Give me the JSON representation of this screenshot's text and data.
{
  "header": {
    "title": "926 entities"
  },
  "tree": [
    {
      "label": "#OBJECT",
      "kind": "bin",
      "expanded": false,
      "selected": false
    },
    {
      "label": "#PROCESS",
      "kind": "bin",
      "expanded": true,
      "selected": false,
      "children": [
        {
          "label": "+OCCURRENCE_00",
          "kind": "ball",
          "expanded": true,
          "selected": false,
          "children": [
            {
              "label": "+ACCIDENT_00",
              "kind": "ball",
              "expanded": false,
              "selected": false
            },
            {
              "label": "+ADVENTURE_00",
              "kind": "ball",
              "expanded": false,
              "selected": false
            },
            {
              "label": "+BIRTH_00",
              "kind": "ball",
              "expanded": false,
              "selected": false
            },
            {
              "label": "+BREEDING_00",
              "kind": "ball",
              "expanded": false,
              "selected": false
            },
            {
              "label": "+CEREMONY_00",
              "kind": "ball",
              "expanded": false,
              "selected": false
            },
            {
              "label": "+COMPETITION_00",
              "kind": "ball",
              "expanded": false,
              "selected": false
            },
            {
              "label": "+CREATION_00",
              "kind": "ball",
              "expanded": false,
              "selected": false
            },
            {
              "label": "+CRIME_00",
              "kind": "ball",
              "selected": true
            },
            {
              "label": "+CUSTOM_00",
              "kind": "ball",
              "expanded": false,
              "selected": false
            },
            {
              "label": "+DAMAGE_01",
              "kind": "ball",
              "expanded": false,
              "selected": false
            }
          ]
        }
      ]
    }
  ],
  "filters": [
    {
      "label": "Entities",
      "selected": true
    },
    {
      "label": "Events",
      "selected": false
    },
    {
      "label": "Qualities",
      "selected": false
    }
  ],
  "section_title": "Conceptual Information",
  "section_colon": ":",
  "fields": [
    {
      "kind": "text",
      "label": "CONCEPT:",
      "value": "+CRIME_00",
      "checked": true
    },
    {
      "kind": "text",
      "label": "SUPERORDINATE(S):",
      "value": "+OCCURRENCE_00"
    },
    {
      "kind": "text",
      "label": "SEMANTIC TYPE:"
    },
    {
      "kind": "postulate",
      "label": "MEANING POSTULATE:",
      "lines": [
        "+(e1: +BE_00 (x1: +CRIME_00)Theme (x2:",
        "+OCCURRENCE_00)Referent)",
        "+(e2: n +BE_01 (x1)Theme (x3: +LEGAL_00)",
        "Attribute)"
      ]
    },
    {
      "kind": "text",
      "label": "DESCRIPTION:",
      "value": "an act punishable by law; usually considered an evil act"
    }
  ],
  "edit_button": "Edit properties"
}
-------
**EXERCISE BRIEF**
List all lines in the material containing the string "value".

**COMPLETE ANSWER**
      "value": "+CRIME_00",
      "value": "+OCCURRENCE_00"
      "value": "an act punishable by law; usually considered an evil act"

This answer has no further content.